(begin)
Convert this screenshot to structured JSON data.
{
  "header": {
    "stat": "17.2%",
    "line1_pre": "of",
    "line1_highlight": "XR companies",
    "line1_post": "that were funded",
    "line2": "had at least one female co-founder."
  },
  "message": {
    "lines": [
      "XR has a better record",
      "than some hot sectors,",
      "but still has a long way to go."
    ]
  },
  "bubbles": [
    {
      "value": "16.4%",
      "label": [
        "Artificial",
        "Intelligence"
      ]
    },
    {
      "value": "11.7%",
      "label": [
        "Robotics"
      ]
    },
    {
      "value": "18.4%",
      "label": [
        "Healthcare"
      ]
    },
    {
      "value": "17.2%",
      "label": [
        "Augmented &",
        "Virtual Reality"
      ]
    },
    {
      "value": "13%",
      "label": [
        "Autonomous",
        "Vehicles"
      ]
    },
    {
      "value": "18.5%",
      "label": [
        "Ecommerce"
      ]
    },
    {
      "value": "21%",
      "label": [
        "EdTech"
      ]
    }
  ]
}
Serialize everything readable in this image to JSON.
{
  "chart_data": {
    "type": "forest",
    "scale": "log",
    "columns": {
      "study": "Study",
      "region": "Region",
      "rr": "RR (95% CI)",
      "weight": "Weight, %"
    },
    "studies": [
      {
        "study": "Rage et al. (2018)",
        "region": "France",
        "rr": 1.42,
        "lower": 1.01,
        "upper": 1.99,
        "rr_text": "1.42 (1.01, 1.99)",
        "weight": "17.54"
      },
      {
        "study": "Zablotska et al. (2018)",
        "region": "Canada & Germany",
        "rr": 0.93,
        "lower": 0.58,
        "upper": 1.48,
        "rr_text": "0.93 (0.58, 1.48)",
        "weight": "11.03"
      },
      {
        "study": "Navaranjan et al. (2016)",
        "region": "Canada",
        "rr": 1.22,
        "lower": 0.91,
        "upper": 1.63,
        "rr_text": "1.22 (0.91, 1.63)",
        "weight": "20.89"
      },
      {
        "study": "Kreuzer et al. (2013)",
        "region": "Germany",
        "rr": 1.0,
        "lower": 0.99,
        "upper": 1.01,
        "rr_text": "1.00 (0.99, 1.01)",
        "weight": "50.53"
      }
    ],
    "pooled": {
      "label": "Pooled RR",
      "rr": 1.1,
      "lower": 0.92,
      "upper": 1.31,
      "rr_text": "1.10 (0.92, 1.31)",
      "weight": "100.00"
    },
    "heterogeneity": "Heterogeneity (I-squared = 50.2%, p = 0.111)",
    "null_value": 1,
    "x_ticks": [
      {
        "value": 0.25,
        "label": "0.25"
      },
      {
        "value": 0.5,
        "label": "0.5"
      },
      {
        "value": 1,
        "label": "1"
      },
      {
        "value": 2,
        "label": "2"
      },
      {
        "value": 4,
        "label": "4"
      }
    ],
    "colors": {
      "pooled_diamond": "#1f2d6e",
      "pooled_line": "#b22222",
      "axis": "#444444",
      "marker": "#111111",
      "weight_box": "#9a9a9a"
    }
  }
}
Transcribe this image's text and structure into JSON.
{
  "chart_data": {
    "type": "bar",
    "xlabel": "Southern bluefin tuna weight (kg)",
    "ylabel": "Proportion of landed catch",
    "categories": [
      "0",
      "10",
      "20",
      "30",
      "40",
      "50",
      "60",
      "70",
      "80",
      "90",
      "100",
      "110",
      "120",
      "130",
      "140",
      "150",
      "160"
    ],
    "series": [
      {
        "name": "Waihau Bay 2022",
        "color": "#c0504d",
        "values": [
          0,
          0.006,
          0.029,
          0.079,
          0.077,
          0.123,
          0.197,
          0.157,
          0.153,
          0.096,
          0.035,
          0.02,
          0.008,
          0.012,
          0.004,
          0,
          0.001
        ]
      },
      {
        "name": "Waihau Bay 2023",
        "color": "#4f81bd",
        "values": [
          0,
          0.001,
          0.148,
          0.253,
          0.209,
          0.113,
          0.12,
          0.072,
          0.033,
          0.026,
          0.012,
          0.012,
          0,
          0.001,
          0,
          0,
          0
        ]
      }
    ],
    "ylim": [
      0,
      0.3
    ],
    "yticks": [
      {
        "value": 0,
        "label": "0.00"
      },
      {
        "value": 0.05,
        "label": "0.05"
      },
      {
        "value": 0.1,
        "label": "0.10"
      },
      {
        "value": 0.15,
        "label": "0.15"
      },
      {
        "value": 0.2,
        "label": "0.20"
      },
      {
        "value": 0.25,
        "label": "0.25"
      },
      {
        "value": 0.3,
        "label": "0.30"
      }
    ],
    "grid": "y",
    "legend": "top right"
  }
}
(end)
## [What is needed]
Search the records for the word "name". Copy every line that has it.

## [Result]
        "name": "Waihau Bay 2022",
        "name": "Waihau Bay 2023",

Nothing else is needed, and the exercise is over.